:: WHAT YOU NEED TO DO ::
Copy every one of the entries below line for line, without changing a single character.
─── GIVEN DATA
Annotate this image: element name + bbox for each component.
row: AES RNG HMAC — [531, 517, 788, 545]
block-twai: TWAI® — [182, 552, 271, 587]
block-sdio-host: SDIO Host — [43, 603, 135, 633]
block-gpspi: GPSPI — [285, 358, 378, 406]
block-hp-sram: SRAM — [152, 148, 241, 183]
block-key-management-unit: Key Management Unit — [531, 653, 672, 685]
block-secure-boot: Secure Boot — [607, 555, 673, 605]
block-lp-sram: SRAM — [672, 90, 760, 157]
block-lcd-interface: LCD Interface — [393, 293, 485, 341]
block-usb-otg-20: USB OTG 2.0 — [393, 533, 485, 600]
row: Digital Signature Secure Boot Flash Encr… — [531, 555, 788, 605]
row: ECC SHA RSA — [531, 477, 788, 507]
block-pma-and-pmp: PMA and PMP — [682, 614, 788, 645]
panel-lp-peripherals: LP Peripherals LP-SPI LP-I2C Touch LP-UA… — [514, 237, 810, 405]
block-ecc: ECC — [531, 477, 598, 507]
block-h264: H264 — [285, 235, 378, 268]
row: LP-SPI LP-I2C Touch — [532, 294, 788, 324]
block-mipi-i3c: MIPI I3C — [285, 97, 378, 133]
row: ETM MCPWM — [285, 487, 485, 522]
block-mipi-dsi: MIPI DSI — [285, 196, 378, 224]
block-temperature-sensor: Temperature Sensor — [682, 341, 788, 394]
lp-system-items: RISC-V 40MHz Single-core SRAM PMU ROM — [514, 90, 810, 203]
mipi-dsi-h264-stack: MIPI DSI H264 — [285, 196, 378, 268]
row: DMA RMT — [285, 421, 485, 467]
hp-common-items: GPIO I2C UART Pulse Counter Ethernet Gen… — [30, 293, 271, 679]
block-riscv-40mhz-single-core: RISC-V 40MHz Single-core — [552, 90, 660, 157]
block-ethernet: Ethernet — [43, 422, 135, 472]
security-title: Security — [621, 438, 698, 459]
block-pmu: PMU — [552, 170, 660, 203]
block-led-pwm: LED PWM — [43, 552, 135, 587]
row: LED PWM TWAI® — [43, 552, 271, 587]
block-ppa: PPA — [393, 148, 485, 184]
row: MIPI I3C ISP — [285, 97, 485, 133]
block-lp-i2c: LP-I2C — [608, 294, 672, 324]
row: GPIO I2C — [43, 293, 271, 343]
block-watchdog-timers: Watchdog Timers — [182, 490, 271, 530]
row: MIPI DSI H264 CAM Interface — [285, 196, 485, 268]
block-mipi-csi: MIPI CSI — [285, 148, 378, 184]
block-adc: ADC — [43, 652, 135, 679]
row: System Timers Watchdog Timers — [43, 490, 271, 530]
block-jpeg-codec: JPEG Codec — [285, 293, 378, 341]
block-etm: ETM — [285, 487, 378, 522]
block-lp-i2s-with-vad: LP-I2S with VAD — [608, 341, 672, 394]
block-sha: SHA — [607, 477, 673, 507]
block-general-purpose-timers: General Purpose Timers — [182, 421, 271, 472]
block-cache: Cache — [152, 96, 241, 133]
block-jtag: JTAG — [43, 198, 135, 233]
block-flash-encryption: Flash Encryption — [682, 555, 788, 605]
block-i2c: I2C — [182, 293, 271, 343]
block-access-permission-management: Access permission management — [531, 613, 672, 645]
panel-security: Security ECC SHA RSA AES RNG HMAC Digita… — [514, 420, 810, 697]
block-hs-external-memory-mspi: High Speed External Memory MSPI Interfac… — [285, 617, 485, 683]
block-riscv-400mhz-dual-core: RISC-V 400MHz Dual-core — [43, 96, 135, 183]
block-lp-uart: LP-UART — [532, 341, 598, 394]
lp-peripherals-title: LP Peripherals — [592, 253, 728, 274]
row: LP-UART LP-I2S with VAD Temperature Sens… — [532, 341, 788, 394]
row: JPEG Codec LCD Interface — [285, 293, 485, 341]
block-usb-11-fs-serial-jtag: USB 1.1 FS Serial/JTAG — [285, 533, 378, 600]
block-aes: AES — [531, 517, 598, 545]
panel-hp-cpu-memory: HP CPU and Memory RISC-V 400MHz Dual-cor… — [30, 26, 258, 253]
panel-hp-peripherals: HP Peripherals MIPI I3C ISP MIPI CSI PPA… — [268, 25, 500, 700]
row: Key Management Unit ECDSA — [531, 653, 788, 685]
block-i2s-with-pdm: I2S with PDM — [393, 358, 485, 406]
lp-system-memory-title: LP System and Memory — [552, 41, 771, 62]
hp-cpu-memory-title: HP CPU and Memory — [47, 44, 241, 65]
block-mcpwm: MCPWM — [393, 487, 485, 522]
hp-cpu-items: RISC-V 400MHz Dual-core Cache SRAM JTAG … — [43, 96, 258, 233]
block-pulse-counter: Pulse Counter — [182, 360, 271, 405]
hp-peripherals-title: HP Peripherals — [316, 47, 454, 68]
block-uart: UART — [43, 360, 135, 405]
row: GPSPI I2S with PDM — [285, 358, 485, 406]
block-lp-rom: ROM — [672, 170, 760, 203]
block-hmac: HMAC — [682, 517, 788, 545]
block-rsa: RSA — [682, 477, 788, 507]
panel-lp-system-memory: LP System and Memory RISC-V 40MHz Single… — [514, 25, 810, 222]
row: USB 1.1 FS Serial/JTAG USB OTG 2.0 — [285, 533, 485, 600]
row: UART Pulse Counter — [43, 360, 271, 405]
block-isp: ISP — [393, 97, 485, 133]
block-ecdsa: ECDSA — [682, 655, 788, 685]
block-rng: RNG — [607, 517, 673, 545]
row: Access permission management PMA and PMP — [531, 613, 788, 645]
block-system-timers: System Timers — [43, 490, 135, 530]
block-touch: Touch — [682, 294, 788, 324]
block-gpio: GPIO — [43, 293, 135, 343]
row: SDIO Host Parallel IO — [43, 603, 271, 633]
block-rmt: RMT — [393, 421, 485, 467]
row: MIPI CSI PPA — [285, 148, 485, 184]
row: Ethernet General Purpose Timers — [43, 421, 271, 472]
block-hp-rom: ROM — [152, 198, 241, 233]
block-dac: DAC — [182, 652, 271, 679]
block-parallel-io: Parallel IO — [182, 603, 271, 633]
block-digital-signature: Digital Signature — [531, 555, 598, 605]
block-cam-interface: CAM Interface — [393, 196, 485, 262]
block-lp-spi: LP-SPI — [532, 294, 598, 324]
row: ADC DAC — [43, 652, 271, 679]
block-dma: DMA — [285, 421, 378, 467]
──────
:: RESULT FOR THIS TASK ::
Annotate this image: element name + bbox for each component.
row: AES RNG HMAC — [531, 517, 788, 545]
block-twai: TWAI® — [182, 552, 271, 587]
block-sdio-host: SDIO Host — [43, 603, 135, 633]
block-gpspi: GPSPI — [285, 358, 378, 406]
block-hp-sram: SRAM — [152, 148, 241, 183]
block-key-management-unit: Key Management Unit — [531, 653, 672, 685]
block-secure-boot: Secure Boot — [607, 555, 673, 605]
block-lp-sram: SRAM — [672, 90, 760, 157]
block-lcd-interface: LCD Interface — [393, 293, 485, 341]
block-usb-otg-20: USB OTG 2.0 — [393, 533, 485, 600]
row: Digital Signature Secure Boot Flash Encr… — [531, 555, 788, 605]
row: ECC SHA RSA — [531, 477, 788, 507]
block-pma-and-pmp: PMA and PMP — [682, 614, 788, 645]
panel-lp-peripherals: LP Peripherals LP-SPI LP-I2C Touch LP-UA… — [514, 237, 810, 405]
block-ecc: ECC — [531, 477, 598, 507]
block-h264: H264 — [285, 235, 378, 268]
row: LP-SPI LP-I2C Touch — [532, 294, 788, 324]
block-mipi-i3c: MIPI I3C — [285, 97, 378, 133]
row: ETM MCPWM — [285, 487, 485, 522]
block-mipi-dsi: MIPI DSI — [285, 196, 378, 224]
block-temperature-sensor: Temperature Sensor — [682, 341, 788, 394]
lp-system-items: RISC-V 40MHz Single-core SRAM PMU ROM — [514, 90, 810, 203]
mipi-dsi-h264-stack: MIPI DSI H264 — [285, 196, 378, 268]
row: DMA RMT — [285, 421, 485, 467]
hp-common-items: GPIO I2C UART Pulse Counter Ethernet Gen… — [30, 293, 271, 679]
block-riscv-40mhz-single-core: RISC-V 40MHz Single-core — [552, 90, 660, 157]
block-ethernet: Ethernet — [43, 422, 135, 472]
security-title: Security — [621, 438, 698, 459]
block-pmu: PMU — [552, 170, 660, 203]
block-led-pwm: LED PWM — [43, 552, 135, 587]
row: LED PWM TWAI® — [43, 552, 271, 587]
block-ppa: PPA — [393, 148, 485, 184]
row: MIPI I3C ISP — [285, 97, 485, 133]
block-lp-i2c: LP-I2C — [608, 294, 672, 324]
row: GPIO I2C — [43, 293, 271, 343]
block-watchdog-timers: Watchdog Timers — [182, 490, 271, 530]
row: MIPI DSI H264 CAM Interface — [285, 196, 485, 268]
block-mipi-csi: MIPI CSI — [285, 148, 378, 184]
block-adc: ADC — [43, 652, 135, 679]
row: System Timers Watchdog Timers — [43, 490, 271, 530]
block-jpeg-codec: JPEG Codec — [285, 293, 378, 341]
block-etm: ETM — [285, 487, 378, 522]
block-lp-i2s-with-vad: LP-I2S with VAD — [608, 341, 672, 394]
block-sha: SHA — [607, 477, 673, 507]
block-general-purpose-timers: General Purpose Timers — [182, 421, 271, 472]
block-cache: Cache — [152, 96, 241, 133]
block-jtag: JTAG — [43, 198, 135, 233]
block-flash-encryption: Flash Encryption — [682, 555, 788, 605]
block-i2c: I2C — [182, 293, 271, 343]
block-access-permission-management: Access permission management — [531, 613, 672, 645]
panel-security: Security ECC SHA RSA AES RNG HMAC Digita… — [514, 420, 810, 697]
block-hs-external-memory-mspi: High Speed External Memory MSPI Interfac… — [285, 617, 485, 683]
block-riscv-400mhz-dual-core: RISC-V 400MHz Dual-core — [43, 96, 135, 183]
block-lp-uart: LP-UART — [532, 341, 598, 394]
lp-peripherals-title: LP Peripherals — [592, 253, 728, 274]
row: LP-UART LP-I2S with VAD Temperature Sens… — [532, 341, 788, 394]
row: JPEG Codec LCD Interface — [285, 293, 485, 341]
block-usb-11-fs-serial-jtag: USB 1.1 FS Serial/JTAG — [285, 533, 378, 600]
block-aes: AES — [531, 517, 598, 545]
panel-hp-cpu-memory: HP CPU and Memory RISC-V 400MHz Dual-cor… — [30, 26, 258, 253]
panel-hp-peripherals: HP Peripherals MIPI I3C ISP MIPI CSI PPA… — [268, 25, 500, 700]
row: Key Management Unit ECDSA — [531, 653, 788, 685]
block-i2s-with-pdm: I2S with PDM — [393, 358, 485, 406]
lp-system-memory-title: LP System and Memory — [552, 41, 771, 62]
hp-cpu-memory-title: HP CPU and Memory — [47, 44, 241, 65]
block-mcpwm: MCPWM — [393, 487, 485, 522]
hp-cpu-items: RISC-V 400MHz Dual-core Cache SRAM JTAG … — [43, 96, 258, 233]
block-pulse-counter: Pulse Counter — [182, 360, 271, 405]
hp-peripherals-title: HP Peripherals — [316, 47, 454, 68]
block-uart: UART — [43, 360, 135, 405]
row: GPSPI I2S with PDM — [285, 358, 485, 406]
block-lp-rom: ROM — [672, 170, 760, 203]
block-hmac: HMAC — [682, 517, 788, 545]
block-rsa: RSA — [682, 477, 788, 507]
panel-lp-system-memory: LP System and Memory RISC-V 40MHz Single… — [514, 25, 810, 222]
row: USB 1.1 FS Serial/JTAG USB OTG 2.0 — [285, 533, 485, 600]
row: UART Pulse Counter — [43, 360, 271, 405]
block-isp: ISP — [393, 97, 485, 133]
block-ecdsa: ECDSA — [682, 655, 788, 685]
block-rng: RNG — [607, 517, 673, 545]
row: Access permission management PMA and PMP — [531, 613, 788, 645]
block-system-timers: System Timers — [43, 490, 135, 530]
block-touch: Touch — [682, 294, 788, 324]
block-gpio: GPIO — [43, 293, 135, 343]
row: SDIO Host Parallel IO — [43, 603, 271, 633]
block-rmt: RMT — [393, 421, 485, 467]
row: MIPI CSI PPA — [285, 148, 485, 184]
row: Ethernet General Purpose Timers — [43, 421, 271, 472]
block-hp-rom: ROM — [152, 198, 241, 233]
block-dac: DAC — [182, 652, 271, 679]
block-parallel-io: Parallel IO — [182, 603, 271, 633]
block-digital-signature: Digital Signature — [531, 555, 598, 605]
block-cam-interface: CAM Interface — [393, 196, 485, 262]
block-lp-spi: LP-SPI — [532, 294, 598, 324]
row: ADC DAC — [43, 652, 271, 679]
block-dma: DMA — [285, 421, 378, 467]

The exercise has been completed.